Aim of the task
Copy out the records precisely, omitting pictures.

(Saved data entries)
---*---

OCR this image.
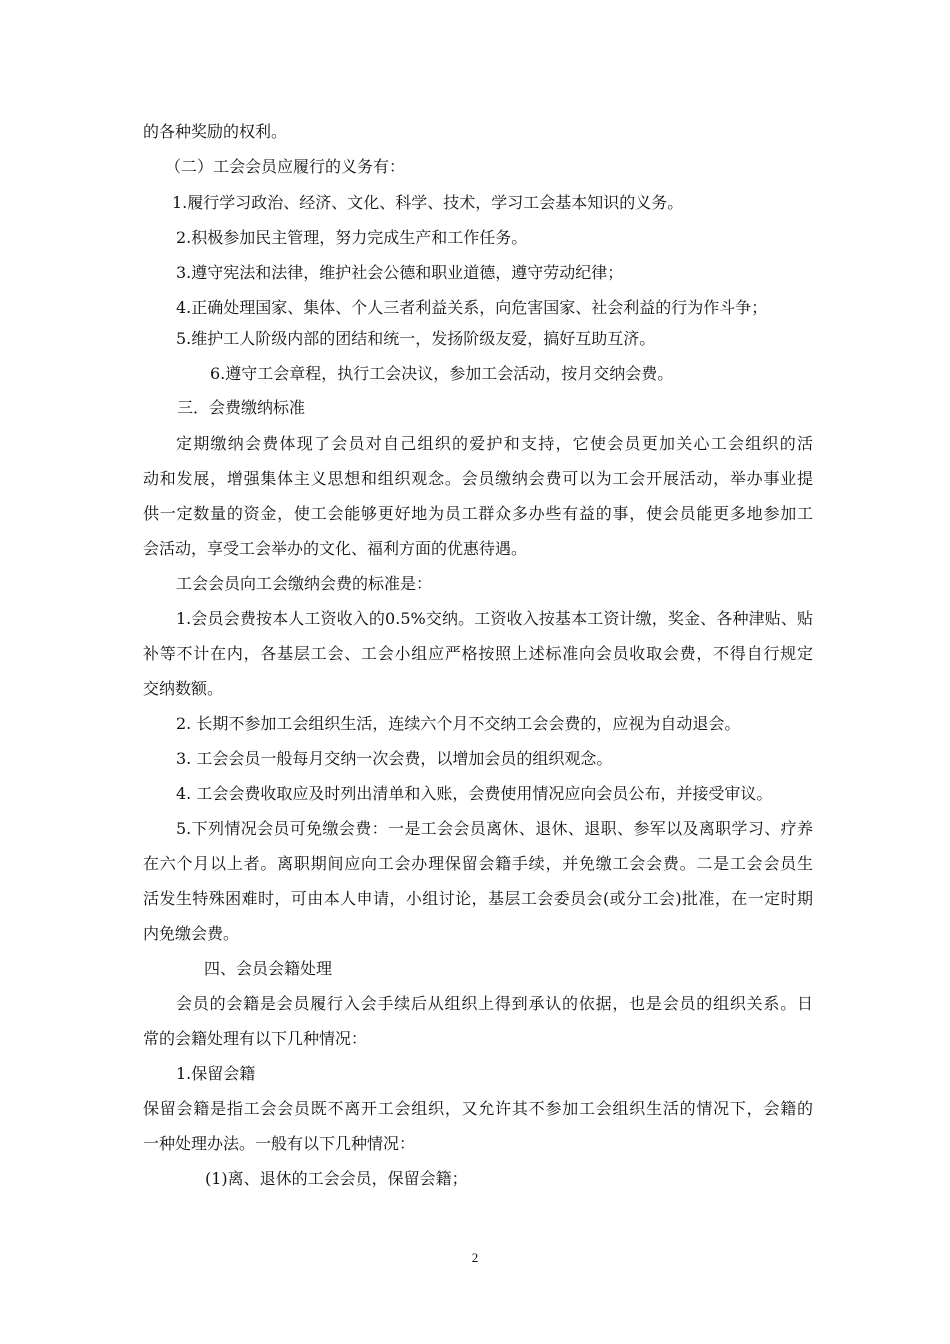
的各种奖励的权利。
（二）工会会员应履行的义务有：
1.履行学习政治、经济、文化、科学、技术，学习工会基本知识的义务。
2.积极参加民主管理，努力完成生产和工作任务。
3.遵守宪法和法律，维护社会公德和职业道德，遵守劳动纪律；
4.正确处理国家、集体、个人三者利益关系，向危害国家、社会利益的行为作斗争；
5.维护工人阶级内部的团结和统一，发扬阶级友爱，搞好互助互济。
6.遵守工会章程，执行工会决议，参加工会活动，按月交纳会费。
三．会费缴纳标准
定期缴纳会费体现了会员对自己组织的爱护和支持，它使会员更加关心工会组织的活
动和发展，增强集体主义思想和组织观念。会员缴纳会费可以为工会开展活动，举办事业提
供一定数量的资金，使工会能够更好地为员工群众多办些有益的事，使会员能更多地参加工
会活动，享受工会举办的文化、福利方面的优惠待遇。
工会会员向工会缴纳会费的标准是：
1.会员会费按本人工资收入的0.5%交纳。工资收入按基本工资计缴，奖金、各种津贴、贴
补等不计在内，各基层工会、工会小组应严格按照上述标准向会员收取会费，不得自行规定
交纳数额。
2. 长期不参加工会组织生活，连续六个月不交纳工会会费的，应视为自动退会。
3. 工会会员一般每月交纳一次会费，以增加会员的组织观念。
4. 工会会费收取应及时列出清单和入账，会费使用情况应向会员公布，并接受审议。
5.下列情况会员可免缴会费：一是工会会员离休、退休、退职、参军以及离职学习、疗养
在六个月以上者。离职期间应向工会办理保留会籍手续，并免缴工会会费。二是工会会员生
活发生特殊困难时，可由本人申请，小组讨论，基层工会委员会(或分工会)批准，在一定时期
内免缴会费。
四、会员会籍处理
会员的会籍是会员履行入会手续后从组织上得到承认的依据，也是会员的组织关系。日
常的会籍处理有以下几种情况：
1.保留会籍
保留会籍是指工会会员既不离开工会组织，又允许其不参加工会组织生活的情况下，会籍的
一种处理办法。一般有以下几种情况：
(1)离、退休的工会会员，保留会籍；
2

---*---

Exercise solution
OCR this image.
的各种奖励的权利。
（二）工会会员应履行的义务有：
1.履行学习政治、经济、文化、科学、技术，学习工会基本知识的义务。
2.积极参加民主管理，努力完成生产和工作任务。
3.遵守宪法和法律，维护社会公德和职业道德，遵守劳动纪律；
4.正确处理国家、集体、个人三者利益关系，向危害国家、社会利益的行为作斗争；
5.维护工人阶级内部的团结和统一，发扬阶级友爱，搞好互助互济。
6.遵守工会章程，执行工会决议，参加工会活动，按月交纳会费。
三．会费缴纳标准
定期缴纳会费体现了会员对自己组织的爱护和支持，它使会员更加关心工会组织的活
动和发展，增强集体主义思想和组织观念。会员缴纳会费可以为工会开展活动，举办事业提
供一定数量的资金，使工会能够更好地为员工群众多办些有益的事，使会员能更多地参加工
会活动，享受工会举办的文化、福利方面的优惠待遇。
工会会员向工会缴纳会费的标准是：
1.会员会费按本人工资收入的0.5%交纳。工资收入按基本工资计缴，奖金、各种津贴、贴
补等不计在内，各基层工会、工会小组应严格按照上述标准向会员收取会费，不得自行规定
交纳数额。
2. 长期不参加工会组织生活，连续六个月不交纳工会会费的，应视为自动退会。
3. 工会会员一般每月交纳一次会费，以增加会员的组织观念。
4. 工会会费收取应及时列出清单和入账，会费使用情况应向会员公布，并接受审议。
5.下列情况会员可免缴会费：一是工会会员离休、退休、退职、参军以及离职学习、疗养
在六个月以上者。离职期间应向工会办理保留会籍手续，并免缴工会会费。二是工会会员生
活发生特殊困难时，可由本人申请，小组讨论，基层工会委员会(或分工会)批准，在一定时期
内免缴会费。
四、会员会籍处理
会员的会籍是会员履行入会手续后从组织上得到承认的依据，也是会员的组织关系。日
常的会籍处理有以下几种情况：
1.保留会籍
保留会籍是指工会会员既不离开工会组织，又允许其不参加工会组织生活的情况下，会籍的
一种处理办法。一般有以下几种情况：
(1)离、退休的工会会员，保留会籍；
2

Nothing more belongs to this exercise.